• _Task requirements_
Reproduce the full listing below unchanged, apart from the pictures.
--- begin Provided records ---
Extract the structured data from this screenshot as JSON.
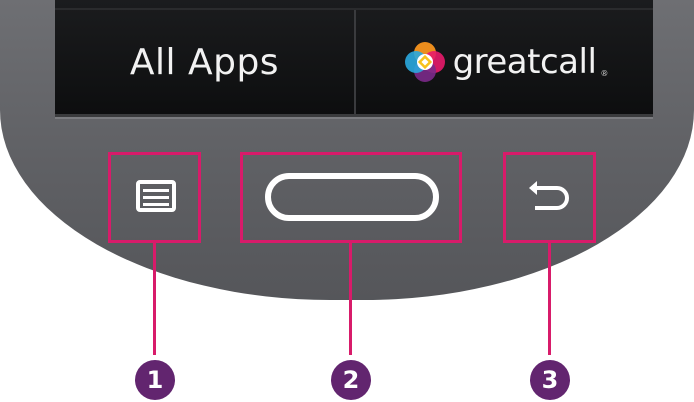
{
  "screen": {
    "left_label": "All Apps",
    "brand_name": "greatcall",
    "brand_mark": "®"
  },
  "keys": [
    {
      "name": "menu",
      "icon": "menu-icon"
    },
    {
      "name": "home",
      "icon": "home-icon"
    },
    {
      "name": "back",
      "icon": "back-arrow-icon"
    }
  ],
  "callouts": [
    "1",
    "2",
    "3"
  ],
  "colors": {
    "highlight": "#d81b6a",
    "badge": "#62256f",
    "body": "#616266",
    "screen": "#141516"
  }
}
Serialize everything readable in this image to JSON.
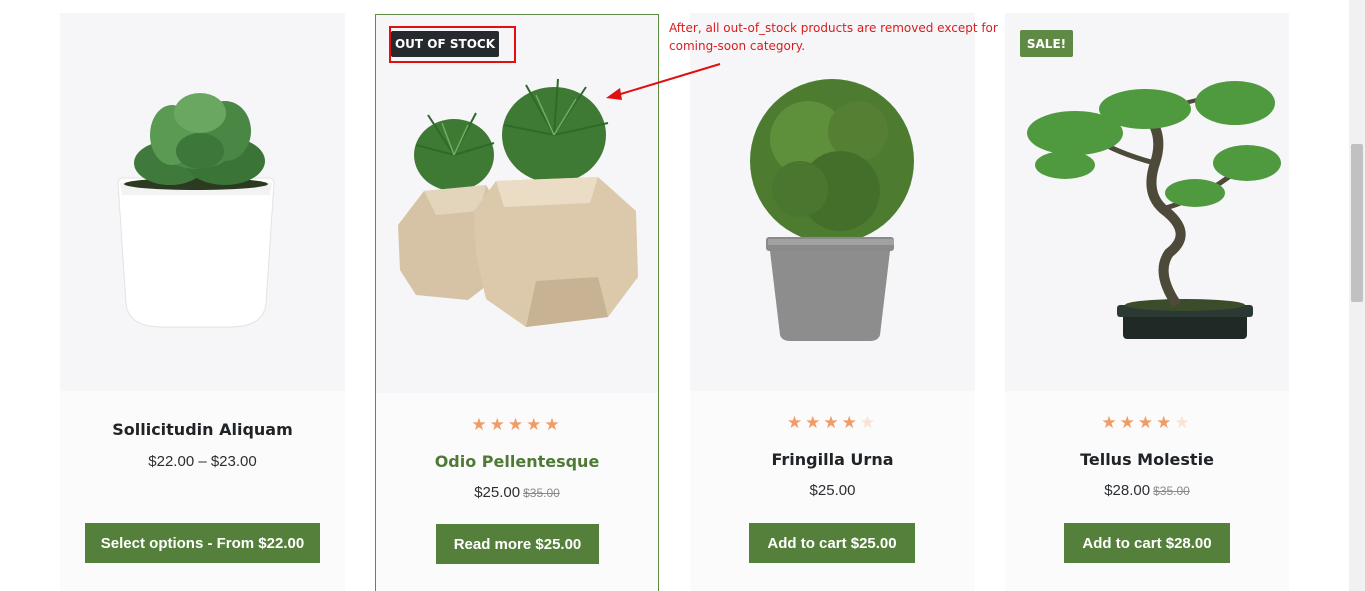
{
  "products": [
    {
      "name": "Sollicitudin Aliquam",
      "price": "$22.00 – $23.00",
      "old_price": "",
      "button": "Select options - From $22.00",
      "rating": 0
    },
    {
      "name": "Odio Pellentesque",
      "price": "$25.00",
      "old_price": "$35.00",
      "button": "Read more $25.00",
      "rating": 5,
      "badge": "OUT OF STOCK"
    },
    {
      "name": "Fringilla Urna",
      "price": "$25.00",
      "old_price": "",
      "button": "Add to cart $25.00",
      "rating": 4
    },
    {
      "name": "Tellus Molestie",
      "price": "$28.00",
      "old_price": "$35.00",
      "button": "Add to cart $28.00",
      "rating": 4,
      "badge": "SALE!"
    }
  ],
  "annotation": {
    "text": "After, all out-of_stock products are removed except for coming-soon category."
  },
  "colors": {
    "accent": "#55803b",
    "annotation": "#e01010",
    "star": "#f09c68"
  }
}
--- end Provided records ---
• _Exercise output_
Extract the structured data from this screenshot as JSON.
{
  "screen": {
    "left_label": "All Apps",
    "brand_name": "greatcall",
    "brand_mark": "®"
  },
  "keys": [
    {
      "name": "menu",
      "icon": "menu-icon"
    },
    {
      "name": "home",
      "icon": "home-icon"
    },
    {
      "name": "back",
      "icon": "back-arrow-icon"
    }
  ],
  "callouts": [
    "1",
    "2",
    "3"
  ],
  "colors": {
    "highlight": "#d81b6a",
    "badge": "#62256f",
    "body": "#616266",
    "screen": "#141516"
  }
}
Serialize everything readable in this image to JSON.
{
  "products": [
    {
      "name": "Sollicitudin Aliquam",
      "price": "$22.00 – $23.00",
      "old_price": "",
      "button": "Select options - From $22.00",
      "rating": 0
    },
    {
      "name": "Odio Pellentesque",
      "price": "$25.00",
      "old_price": "$35.00",
      "button": "Read more $25.00",
      "rating": 5,
      "badge": "OUT OF STOCK"
    },
    {
      "name": "Fringilla Urna",
      "price": "$25.00",
      "old_price": "",
      "button": "Add to cart $25.00",
      "rating": 4
    },
    {
      "name": "Tellus Molestie",
      "price": "$28.00",
      "old_price": "$35.00",
      "button": "Add to cart $28.00",
      "rating": 4,
      "badge": "SALE!"
    }
  ],
  "annotation": {
    "text": "After, all out-of_stock products are removed except for coming-soon category."
  },
  "colors": {
    "accent": "#55803b",
    "annotation": "#e01010",
    "star": "#f09c68"
  }
}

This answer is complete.